• **Work instruction**: Look below. Copy each line that has "Oncology" in it.

[Supplied data Boundary: Start]

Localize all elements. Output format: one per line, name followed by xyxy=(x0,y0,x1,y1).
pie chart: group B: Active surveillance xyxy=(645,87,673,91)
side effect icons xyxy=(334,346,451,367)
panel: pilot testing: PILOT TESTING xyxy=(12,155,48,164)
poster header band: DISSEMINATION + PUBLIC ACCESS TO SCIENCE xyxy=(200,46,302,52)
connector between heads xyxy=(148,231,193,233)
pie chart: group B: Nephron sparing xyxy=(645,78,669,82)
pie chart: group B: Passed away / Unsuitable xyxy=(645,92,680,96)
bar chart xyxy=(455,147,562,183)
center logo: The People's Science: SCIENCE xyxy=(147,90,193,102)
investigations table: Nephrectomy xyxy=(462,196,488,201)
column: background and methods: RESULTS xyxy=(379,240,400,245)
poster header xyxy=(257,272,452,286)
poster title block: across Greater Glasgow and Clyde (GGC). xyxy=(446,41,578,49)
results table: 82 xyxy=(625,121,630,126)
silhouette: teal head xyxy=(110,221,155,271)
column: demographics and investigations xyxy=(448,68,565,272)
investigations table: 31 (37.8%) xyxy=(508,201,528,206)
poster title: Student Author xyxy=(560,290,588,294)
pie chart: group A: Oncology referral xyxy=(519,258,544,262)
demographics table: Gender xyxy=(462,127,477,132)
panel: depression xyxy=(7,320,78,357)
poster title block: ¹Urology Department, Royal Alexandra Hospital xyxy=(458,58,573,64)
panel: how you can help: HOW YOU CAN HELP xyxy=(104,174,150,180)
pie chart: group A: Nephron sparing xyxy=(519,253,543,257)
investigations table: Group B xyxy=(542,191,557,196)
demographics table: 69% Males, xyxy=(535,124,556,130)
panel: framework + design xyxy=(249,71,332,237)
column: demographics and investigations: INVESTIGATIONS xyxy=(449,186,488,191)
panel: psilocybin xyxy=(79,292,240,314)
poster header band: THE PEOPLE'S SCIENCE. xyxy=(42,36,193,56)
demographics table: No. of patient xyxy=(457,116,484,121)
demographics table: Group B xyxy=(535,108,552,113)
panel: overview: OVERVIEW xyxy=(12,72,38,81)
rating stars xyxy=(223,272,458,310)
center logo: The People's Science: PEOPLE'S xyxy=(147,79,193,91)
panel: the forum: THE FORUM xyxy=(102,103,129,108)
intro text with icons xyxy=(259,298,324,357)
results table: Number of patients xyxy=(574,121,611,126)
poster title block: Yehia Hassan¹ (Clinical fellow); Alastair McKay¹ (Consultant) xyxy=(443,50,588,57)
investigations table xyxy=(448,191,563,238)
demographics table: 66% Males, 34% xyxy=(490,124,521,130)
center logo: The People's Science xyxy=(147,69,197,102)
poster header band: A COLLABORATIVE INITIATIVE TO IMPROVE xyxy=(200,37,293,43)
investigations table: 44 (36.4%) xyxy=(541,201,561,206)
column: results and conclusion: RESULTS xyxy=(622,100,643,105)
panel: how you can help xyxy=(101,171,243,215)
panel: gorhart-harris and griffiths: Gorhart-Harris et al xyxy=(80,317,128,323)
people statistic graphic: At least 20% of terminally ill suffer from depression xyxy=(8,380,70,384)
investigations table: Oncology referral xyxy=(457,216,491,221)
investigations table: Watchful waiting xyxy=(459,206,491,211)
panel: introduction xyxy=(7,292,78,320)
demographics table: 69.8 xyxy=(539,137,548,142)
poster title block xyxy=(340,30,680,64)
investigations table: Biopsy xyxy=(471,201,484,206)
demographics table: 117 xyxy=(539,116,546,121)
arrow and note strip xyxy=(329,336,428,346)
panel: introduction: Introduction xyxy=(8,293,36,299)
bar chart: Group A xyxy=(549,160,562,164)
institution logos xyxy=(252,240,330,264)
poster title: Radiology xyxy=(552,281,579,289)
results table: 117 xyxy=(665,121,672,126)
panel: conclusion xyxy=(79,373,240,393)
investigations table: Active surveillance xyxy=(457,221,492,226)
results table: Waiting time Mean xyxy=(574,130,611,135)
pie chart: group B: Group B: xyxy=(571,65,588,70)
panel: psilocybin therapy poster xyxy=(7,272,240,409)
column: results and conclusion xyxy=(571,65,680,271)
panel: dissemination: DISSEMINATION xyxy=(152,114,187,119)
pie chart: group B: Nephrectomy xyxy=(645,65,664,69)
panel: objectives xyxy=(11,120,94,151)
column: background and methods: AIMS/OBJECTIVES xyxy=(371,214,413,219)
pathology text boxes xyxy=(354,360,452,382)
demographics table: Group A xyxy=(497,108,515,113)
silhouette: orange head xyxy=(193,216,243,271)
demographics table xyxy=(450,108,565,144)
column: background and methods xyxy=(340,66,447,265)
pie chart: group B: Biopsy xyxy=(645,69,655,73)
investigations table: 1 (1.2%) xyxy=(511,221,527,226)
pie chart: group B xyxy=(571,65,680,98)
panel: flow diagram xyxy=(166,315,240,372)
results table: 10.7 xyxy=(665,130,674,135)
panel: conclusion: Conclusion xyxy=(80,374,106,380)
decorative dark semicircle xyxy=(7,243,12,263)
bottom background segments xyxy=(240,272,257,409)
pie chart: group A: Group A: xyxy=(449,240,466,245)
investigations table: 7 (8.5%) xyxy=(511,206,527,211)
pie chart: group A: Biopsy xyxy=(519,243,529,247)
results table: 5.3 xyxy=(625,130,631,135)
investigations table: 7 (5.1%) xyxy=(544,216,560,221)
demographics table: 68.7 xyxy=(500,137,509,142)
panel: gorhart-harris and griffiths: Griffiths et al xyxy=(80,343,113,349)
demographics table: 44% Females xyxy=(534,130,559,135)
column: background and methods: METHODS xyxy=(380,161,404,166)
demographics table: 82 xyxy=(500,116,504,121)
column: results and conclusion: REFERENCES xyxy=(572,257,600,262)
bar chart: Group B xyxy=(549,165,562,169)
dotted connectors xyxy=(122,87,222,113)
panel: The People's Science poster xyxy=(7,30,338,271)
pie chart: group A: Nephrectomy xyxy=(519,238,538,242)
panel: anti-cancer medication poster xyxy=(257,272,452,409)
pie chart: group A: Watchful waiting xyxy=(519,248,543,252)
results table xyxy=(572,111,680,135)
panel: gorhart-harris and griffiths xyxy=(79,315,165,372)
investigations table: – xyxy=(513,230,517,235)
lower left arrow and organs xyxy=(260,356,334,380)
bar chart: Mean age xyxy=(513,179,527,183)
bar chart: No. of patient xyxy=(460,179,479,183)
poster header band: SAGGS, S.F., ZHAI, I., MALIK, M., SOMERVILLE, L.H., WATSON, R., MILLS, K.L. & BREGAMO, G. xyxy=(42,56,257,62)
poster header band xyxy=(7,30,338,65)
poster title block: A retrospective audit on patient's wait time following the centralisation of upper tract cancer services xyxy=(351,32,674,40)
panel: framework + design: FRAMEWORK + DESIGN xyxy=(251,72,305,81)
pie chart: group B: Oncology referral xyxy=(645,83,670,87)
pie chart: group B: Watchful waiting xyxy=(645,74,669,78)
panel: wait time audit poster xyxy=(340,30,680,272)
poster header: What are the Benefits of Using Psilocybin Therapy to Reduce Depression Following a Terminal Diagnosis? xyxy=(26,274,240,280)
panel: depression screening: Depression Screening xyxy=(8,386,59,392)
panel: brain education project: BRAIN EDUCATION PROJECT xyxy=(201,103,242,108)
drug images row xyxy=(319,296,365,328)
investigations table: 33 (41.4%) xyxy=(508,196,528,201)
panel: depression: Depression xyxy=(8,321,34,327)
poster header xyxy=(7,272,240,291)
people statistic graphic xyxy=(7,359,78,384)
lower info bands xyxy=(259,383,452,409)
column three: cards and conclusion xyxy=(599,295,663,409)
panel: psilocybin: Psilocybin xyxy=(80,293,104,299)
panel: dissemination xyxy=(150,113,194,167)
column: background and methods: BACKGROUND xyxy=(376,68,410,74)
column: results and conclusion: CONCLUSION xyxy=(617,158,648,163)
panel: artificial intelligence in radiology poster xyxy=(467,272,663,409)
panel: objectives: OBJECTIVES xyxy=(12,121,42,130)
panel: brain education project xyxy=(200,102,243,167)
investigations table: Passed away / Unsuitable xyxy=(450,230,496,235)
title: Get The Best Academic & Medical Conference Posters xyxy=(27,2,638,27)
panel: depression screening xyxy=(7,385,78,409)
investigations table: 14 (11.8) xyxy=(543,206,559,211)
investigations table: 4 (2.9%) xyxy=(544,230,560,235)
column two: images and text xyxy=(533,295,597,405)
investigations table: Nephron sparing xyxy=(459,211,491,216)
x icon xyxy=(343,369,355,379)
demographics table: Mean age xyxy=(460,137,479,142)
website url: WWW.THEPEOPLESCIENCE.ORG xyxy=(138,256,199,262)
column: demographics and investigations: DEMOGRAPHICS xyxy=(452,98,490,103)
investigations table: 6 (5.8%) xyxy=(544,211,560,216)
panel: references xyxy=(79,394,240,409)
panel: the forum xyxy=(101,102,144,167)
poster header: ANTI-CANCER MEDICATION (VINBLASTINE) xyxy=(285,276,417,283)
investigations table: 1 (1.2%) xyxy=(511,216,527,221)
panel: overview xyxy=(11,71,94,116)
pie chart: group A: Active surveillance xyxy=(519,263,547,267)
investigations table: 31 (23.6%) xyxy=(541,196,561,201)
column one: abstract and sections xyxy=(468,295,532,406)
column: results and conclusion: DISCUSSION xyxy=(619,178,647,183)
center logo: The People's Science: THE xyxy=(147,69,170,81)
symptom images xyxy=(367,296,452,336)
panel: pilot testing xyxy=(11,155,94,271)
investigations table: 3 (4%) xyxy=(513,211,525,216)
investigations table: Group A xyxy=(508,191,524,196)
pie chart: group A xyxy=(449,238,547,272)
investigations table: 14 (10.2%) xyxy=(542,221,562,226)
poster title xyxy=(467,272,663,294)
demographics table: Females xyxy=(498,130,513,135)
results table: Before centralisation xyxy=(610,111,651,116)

[Supplied data Boundary: End]

• **Answer area**:
pie chart: group A: Oncology referral xyxy=(519,258,544,262)
investigations table: Oncology referral xyxy=(457,216,491,221)
pie chart: group B: Oncology referral xyxy=(645,83,670,87)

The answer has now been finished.